**抜粋:**
>>>>

フレイルの意味は?予防方法(食事・運動)6つのポイントを簡単にわかりやすく解説
定年退職した後も、趣味のゴルフや囲碁をするため、活発に出かけていたお父さん。
それなのに、免許の返納がきっかけで自分からは外に出なくなってしまった。
昔は柔道をしていて体格もよかったのに、会うたびに痩せていく気がする…。
歳を重ねるごとにだんだん元気をなくしていく親を見ると、とても心配になりますよね。
親には健康に、いつまでも元気なまま生きてほしいと思いますし、ご本人もそう願っているはずです。
この「介護ハッピーアドバイス」では、皆さんが明るい気持ちで介護に臨めるようになることを目的に、専門家からのアドバイスをお届けしていきます。
今回は健康に長生きしてもらうために重要なキーワード「フレイル」を解説しましょう。
具体的な予防方法や、チェックリストもあるので、ぜひ確認してみてください。
健康寿命とは?
今は平均寿命よりも「健康寿命」が注目されています。
健康寿命の意味は、以下のとおりです。
健康寿命とは、平均寿命から寝たきりや認知症など介護状態の期間を差し引いた期間である
引用:3 健康増進の取組(健康寿命の延伸等) – 国土交通省
世界保健機構(WHO)が提唱しており、言い換えると、介護が必要なく、自立した生活ができる期間を健康寿命といいます。

<<<<

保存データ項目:

>>>>

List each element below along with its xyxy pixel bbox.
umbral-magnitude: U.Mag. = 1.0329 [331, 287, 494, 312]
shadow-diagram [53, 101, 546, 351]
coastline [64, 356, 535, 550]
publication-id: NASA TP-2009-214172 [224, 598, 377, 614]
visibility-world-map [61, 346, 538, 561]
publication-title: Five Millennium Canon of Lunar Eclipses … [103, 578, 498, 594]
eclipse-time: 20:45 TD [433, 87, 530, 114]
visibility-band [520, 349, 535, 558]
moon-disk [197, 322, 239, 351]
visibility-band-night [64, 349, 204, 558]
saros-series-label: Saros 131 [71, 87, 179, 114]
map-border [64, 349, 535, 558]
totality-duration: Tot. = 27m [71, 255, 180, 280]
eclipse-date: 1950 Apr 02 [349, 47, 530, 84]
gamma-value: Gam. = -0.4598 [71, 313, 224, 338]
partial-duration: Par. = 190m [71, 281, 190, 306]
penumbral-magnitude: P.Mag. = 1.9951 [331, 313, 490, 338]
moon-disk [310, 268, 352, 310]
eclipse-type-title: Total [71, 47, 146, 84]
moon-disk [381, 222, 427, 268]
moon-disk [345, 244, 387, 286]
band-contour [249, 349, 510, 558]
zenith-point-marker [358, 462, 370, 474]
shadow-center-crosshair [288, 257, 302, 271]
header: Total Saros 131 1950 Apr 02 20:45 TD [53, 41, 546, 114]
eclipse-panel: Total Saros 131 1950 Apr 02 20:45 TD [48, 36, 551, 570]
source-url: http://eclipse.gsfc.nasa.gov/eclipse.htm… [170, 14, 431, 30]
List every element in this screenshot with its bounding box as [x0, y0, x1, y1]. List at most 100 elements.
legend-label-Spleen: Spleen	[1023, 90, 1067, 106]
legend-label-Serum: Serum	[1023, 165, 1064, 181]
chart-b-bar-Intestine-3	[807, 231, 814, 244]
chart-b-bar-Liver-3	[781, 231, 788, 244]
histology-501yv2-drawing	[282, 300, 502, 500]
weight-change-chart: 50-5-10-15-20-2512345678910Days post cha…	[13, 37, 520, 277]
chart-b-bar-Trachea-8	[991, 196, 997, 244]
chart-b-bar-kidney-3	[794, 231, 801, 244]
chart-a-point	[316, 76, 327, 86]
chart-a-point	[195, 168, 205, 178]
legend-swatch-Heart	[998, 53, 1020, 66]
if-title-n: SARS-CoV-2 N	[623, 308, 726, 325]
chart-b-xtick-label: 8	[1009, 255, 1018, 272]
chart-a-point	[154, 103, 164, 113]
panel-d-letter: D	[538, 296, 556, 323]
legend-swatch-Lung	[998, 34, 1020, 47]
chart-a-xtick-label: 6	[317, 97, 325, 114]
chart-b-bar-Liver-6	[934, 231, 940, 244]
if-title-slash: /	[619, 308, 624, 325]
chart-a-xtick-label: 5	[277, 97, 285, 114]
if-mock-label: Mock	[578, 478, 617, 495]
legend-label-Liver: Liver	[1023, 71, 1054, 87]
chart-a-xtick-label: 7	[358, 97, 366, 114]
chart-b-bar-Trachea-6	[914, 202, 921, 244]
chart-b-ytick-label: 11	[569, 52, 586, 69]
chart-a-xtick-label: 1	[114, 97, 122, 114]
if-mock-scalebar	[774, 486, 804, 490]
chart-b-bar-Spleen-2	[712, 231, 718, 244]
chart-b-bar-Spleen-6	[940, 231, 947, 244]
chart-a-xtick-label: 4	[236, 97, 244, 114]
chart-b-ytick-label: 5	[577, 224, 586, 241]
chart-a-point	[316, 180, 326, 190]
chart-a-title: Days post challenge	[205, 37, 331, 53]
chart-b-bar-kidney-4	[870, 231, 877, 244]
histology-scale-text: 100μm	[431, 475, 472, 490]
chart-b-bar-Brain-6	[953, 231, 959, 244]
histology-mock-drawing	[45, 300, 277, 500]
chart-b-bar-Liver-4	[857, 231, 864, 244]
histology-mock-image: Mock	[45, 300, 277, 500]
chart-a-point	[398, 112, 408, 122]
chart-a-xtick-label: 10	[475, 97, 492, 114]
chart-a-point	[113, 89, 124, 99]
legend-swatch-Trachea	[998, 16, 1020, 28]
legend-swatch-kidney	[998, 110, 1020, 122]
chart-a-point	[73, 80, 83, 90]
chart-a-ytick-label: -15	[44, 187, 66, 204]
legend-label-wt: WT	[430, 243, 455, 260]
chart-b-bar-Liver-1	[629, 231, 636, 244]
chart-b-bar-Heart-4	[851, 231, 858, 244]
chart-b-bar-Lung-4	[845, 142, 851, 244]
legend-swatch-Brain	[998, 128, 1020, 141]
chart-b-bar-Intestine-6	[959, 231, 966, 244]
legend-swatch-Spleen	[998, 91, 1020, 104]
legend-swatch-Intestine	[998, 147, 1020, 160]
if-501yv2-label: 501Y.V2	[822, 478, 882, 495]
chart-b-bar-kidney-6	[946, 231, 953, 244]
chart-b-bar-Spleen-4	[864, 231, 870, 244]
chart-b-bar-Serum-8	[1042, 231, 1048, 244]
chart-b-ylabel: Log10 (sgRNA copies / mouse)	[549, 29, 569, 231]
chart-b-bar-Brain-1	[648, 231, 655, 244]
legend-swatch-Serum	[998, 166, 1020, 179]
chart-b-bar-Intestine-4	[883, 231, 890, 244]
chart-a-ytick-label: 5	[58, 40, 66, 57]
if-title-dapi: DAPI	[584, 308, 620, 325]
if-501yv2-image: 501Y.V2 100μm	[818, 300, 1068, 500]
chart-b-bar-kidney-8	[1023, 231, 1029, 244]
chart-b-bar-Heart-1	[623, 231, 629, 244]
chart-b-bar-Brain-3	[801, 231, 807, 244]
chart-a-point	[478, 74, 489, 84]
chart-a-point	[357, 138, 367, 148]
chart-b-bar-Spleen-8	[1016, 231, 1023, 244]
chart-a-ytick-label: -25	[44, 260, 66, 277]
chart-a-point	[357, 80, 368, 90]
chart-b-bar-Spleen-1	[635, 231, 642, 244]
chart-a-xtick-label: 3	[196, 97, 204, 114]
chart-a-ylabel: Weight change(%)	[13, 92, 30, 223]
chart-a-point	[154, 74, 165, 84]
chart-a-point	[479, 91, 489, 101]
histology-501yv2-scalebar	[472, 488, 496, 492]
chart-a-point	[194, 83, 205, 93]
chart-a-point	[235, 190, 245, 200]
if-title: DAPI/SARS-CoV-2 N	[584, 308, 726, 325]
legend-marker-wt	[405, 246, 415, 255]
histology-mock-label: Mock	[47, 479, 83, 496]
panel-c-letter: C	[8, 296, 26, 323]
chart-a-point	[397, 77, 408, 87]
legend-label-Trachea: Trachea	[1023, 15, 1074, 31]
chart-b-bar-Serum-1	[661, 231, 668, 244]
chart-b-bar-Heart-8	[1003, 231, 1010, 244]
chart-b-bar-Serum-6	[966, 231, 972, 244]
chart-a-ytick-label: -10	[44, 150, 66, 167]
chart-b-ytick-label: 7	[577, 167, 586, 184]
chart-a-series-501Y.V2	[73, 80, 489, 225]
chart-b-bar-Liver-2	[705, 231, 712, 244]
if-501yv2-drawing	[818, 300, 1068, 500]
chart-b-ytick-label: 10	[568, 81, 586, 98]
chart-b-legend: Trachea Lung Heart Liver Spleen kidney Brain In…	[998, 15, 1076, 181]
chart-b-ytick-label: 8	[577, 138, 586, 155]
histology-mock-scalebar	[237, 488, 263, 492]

<<<<

**実施事項 A:**
フレイル解説記事について答えてください。
(i) 定年退職後のお父さんは、何をするために活発に出かけていましたか?
(ii) お父さんが自分から外に出なくなったきっかけは何ですか?
(iii) 健康寿命を提唱しているのはどの機関ですか?
**実施事項 B:**
フレイル解説記事を、最後の文の後から書き継いでください。

**回答 A:**
(i) 趣味のゴルフや囲碁
(ii) 免許の返納
(iii) 世界保健機構(WHO)

**回答 B:**
2019年のデータでは、日本の平均寿命は、男性81.5歳、女性86.9歳ですが、健康寿命は、男性72.6歳、女性75.5歳で大きな隔たりがあります。
男性は約9年、女性は約11年、要支援や要介護状態の期間があるのです。
平均寿命が延びても、寝たきりの期間が長くては、介護する側もされる側もつらいでしょう。
そこで、いかに健康寿命を延ばすかが問題となります。
このとき重要なのが「フレイル予防」です。
寝たきり予備軍「フレイル」とは?
要介護になる前の危うい健康状態を「フレイル」と言います。
いわゆる「寝たきり予備軍」であり、筋力や心身の活力が低下した状態です。
フレイルになると、慢性疾患に悩まされたり、疲れやすくなったりします。
また、ストレスに弱い状態となり、さまざまな合併症を引き起こすリスクもあるので、早めに対処して予防する必要があるのです。
風邪をひいたとき、通常ならば何日かすれば治りますが、フレイル状態の人は風邪をこじらせて肺炎になってしまうこともあります。
ちょっとしたことで日常生活が困難となり、要介護になってしまいます。
フレイルになるタイミング
健康寿命を終え、人の助けが必要になるタイミングはそれぞれです。
病気の発作で倒れたり、転倒、骨折がきっかけになることもあります。
病気やケガの予防は大事。
しかしはっきりしたイベントがなくても、徐々に心身が弱っていく人が多いのです。
多くの人は加齢とともに、健康→フレイル→要介護→死亡へと進みます。
フレイルは身体が弱るだけでなく、社会的(独居、貧困など)、精神心理的(認知症、抑うつなど)な面も含む広い概念です。
心身の衰えを早期発見、対策を行えば、要介護→フレイル→健康と戻る可能性もあります。
メタボ健診からフレイル健診へ
フレイルを予防するため、国を挙げて対策が行われています。
健康寿命を延ばすために、2020年から75歳以上の後期高齢者を対象とした検診が大きく変わりました。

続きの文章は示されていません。